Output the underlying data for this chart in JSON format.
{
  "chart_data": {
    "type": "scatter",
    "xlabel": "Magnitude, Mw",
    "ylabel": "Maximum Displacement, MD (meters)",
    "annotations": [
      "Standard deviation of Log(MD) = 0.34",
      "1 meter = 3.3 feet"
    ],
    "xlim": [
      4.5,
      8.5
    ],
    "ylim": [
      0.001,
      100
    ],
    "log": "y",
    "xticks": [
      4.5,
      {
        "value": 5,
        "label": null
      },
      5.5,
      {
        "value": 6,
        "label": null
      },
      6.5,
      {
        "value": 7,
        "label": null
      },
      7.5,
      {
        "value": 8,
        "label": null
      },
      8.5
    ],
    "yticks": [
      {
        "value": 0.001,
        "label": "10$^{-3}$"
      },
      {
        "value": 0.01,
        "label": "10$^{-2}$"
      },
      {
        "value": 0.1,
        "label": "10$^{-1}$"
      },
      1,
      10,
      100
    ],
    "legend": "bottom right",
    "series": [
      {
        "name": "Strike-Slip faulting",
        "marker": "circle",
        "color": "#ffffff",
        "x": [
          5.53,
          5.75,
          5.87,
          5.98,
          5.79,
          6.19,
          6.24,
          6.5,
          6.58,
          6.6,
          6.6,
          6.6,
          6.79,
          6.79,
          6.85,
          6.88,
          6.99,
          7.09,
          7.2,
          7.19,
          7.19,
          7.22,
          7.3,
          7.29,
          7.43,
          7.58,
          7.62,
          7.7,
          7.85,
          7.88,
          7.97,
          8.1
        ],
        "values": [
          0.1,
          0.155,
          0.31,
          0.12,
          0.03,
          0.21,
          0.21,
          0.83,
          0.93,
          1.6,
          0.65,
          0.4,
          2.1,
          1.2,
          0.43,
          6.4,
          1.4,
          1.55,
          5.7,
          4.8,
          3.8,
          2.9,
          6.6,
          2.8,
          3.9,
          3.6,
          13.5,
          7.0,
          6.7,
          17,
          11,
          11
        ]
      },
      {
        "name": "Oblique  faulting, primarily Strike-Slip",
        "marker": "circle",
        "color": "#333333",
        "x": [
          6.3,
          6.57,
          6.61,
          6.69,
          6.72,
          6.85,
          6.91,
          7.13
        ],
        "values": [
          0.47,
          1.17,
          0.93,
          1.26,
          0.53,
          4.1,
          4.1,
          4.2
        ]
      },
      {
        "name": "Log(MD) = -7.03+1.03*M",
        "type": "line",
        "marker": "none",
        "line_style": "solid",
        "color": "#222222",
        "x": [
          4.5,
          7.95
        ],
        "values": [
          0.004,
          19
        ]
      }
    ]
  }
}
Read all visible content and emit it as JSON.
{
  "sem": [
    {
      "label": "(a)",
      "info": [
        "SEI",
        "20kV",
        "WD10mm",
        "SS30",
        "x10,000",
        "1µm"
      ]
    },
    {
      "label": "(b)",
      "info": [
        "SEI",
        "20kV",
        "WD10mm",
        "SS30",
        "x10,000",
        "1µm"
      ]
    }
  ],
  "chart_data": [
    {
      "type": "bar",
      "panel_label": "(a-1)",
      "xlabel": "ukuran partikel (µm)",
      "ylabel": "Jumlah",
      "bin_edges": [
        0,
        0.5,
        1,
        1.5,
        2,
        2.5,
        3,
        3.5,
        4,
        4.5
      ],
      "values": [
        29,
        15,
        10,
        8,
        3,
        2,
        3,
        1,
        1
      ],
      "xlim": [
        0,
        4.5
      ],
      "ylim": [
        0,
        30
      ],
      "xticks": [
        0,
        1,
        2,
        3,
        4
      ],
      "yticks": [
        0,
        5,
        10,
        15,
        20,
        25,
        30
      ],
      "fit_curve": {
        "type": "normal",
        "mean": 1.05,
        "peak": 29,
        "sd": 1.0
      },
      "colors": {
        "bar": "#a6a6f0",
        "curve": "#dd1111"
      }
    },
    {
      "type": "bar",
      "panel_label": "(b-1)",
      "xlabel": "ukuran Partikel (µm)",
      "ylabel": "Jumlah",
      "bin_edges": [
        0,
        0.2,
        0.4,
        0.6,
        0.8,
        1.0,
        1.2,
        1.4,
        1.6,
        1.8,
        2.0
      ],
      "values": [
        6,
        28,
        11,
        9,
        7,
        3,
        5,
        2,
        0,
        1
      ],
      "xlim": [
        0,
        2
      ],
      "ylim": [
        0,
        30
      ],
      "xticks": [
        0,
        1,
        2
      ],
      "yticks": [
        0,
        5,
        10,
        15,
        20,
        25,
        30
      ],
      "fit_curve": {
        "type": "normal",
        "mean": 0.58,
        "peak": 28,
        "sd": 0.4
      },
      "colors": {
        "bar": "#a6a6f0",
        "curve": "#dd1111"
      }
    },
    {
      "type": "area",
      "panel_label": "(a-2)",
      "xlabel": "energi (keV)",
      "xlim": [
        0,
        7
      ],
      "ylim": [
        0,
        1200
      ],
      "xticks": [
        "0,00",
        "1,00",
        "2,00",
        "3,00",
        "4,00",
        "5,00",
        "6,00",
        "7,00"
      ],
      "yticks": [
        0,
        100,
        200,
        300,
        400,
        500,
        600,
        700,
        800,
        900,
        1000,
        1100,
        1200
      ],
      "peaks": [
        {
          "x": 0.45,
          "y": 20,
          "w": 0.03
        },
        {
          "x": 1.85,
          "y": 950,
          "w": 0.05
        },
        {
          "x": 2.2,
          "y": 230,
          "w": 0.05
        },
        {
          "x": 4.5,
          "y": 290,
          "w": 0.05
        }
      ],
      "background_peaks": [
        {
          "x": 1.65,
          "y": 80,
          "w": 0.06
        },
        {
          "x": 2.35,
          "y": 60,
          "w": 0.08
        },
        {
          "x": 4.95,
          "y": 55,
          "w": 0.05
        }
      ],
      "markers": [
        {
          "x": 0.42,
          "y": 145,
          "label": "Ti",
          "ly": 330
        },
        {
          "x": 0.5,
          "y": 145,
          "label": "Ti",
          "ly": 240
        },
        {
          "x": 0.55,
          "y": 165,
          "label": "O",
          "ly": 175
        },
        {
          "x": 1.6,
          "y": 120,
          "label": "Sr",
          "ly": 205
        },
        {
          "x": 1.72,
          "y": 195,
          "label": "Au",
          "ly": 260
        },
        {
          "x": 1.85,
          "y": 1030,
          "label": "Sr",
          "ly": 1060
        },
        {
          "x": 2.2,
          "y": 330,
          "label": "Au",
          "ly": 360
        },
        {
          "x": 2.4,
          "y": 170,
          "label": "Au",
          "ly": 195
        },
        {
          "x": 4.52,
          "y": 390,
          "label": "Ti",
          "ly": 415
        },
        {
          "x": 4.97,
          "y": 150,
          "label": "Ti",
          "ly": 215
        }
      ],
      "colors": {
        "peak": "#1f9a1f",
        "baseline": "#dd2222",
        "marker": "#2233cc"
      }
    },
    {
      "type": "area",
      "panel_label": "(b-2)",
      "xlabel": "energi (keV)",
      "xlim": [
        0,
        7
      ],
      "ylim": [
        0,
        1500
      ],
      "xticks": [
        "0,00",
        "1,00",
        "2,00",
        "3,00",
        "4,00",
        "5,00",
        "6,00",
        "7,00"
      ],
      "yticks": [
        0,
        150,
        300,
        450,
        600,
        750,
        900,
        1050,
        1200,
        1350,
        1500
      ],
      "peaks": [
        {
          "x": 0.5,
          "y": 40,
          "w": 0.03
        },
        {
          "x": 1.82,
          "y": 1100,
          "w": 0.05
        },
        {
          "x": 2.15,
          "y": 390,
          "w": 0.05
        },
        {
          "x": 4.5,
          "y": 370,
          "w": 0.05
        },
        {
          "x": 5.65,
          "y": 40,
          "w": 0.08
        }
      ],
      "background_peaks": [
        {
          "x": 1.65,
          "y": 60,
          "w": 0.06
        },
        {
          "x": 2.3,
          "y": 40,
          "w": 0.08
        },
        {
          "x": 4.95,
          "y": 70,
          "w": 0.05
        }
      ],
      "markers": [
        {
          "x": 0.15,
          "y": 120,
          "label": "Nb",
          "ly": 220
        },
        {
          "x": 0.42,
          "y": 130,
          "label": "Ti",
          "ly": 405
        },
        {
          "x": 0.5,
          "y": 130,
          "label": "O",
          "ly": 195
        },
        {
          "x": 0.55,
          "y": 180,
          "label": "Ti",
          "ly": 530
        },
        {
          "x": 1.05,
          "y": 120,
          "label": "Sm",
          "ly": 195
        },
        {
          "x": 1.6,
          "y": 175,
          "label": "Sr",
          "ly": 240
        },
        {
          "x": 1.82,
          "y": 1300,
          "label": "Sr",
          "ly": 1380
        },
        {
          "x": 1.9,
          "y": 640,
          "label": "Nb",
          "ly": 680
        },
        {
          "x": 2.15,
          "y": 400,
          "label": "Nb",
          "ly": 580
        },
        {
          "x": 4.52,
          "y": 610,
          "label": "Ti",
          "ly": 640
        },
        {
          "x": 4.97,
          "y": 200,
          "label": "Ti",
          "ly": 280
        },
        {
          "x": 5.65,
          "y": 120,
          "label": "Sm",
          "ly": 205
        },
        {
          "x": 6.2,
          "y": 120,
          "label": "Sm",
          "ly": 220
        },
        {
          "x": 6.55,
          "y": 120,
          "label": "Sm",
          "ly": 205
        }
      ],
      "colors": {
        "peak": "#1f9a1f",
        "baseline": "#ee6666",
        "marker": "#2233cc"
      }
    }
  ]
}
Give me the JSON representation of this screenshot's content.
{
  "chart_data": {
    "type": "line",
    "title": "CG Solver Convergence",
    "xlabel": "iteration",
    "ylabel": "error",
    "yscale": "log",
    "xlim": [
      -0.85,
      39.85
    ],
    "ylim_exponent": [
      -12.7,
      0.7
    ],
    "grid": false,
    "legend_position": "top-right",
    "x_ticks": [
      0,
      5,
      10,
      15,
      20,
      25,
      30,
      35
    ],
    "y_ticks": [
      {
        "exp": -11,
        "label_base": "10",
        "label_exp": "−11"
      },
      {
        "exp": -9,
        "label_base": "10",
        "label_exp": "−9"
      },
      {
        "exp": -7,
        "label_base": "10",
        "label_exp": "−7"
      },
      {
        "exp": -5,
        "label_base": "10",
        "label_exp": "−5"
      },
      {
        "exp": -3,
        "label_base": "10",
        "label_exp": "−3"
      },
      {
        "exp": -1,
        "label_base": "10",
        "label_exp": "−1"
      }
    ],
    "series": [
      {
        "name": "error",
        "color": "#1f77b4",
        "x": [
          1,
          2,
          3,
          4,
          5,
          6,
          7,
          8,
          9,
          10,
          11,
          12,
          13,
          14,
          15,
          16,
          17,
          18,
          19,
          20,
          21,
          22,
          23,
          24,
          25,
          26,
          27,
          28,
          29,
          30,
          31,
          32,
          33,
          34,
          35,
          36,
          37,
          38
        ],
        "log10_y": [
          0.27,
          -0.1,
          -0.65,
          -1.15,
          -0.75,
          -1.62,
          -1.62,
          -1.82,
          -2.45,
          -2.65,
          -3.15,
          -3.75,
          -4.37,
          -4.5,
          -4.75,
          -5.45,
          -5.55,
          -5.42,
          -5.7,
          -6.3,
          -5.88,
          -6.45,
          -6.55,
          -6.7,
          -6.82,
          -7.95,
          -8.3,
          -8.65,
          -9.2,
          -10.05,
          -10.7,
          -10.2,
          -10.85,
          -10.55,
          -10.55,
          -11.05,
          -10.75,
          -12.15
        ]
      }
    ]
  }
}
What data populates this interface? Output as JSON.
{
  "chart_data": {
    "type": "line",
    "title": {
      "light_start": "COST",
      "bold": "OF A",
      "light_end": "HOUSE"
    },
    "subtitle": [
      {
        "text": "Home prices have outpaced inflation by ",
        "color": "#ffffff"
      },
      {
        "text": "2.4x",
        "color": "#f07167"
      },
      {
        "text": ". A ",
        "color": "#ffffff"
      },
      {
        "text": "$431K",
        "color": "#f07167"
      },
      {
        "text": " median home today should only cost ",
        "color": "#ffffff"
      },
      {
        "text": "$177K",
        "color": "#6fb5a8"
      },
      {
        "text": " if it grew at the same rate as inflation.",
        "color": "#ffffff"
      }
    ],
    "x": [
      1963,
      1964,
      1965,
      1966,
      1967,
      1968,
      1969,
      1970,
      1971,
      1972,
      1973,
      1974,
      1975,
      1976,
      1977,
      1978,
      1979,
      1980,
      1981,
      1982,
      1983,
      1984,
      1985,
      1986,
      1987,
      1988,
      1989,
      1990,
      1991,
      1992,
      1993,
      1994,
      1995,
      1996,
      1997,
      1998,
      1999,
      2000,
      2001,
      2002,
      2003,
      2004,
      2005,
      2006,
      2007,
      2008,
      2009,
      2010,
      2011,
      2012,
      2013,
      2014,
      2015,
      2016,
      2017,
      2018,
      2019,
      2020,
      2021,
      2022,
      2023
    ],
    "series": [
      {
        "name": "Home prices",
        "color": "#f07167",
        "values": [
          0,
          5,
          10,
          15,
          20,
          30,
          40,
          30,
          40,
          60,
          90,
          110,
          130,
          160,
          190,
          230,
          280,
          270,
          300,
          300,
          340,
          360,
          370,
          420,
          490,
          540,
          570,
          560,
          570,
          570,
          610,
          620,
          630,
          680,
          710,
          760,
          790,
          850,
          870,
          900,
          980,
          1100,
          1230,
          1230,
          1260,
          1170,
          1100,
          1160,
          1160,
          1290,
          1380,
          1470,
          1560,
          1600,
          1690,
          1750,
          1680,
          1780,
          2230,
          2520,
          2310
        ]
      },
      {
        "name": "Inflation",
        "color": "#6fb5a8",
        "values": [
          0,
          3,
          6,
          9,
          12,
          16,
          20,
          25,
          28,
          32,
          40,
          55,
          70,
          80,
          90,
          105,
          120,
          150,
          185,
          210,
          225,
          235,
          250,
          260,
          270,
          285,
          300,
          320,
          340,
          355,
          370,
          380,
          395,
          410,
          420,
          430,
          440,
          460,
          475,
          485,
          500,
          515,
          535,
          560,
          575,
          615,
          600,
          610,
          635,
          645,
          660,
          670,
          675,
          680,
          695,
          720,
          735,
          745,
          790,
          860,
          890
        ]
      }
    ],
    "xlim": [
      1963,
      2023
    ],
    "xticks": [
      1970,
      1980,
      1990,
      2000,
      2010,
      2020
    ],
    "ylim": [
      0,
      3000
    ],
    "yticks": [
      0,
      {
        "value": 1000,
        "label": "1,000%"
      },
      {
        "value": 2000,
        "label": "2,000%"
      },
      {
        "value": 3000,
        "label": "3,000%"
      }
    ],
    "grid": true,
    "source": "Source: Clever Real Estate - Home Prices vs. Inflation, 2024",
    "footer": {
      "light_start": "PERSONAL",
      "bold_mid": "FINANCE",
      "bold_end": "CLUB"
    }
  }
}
* * * * *
Copy all lines from the listing that contain "content".

:: Answer for this exercise ::
Read all visible content and emit it as JSON.
Give me the JSON representation of this screenshot's content.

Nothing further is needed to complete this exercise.